**WRITTEN INSTRUCTION**:
Search the data for the string "that" and gather each line it is in.

* Start INPUT RECORDS *

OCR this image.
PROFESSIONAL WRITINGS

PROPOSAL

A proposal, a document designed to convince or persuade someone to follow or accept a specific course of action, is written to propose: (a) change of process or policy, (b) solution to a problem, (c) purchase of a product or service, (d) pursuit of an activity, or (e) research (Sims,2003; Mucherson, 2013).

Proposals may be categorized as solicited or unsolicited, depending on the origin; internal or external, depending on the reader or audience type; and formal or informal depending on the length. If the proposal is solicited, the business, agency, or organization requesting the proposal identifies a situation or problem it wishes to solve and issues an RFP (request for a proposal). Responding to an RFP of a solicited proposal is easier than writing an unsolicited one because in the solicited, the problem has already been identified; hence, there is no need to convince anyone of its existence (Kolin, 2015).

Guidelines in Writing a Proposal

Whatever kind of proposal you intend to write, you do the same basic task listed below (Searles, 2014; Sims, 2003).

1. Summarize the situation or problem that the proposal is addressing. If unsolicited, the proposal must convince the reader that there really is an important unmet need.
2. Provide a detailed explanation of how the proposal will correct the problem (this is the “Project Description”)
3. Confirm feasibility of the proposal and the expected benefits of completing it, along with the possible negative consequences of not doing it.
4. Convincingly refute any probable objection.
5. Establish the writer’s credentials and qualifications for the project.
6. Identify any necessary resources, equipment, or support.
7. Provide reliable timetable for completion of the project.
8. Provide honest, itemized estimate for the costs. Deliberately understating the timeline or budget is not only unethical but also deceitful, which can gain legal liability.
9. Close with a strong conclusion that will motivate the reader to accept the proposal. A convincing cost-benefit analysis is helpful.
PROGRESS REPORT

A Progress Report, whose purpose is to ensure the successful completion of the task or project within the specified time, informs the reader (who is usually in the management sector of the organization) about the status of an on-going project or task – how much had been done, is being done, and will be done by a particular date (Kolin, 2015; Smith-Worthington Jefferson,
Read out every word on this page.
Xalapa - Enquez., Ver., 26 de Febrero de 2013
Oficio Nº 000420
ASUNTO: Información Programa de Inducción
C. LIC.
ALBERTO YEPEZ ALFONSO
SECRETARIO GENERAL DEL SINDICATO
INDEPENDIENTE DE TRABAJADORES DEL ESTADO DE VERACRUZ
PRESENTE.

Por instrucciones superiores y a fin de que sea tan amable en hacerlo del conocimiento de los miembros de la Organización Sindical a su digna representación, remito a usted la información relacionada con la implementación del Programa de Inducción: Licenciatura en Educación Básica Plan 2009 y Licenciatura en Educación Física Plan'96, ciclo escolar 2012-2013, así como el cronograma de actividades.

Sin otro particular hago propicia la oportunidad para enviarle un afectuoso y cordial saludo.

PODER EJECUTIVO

* End INPUT RECORDS *

**RESPONSE FOR THIS EXERCISE**:
1. Summarize the situation or problem that the proposal is addressing. If unsolicited, the proposal must convince the reader that there really is an important unmet need.
9. Close with a strong conclusion that will motivate the reader to accept the proposal. A convincing cost-benefit analysis is helpful.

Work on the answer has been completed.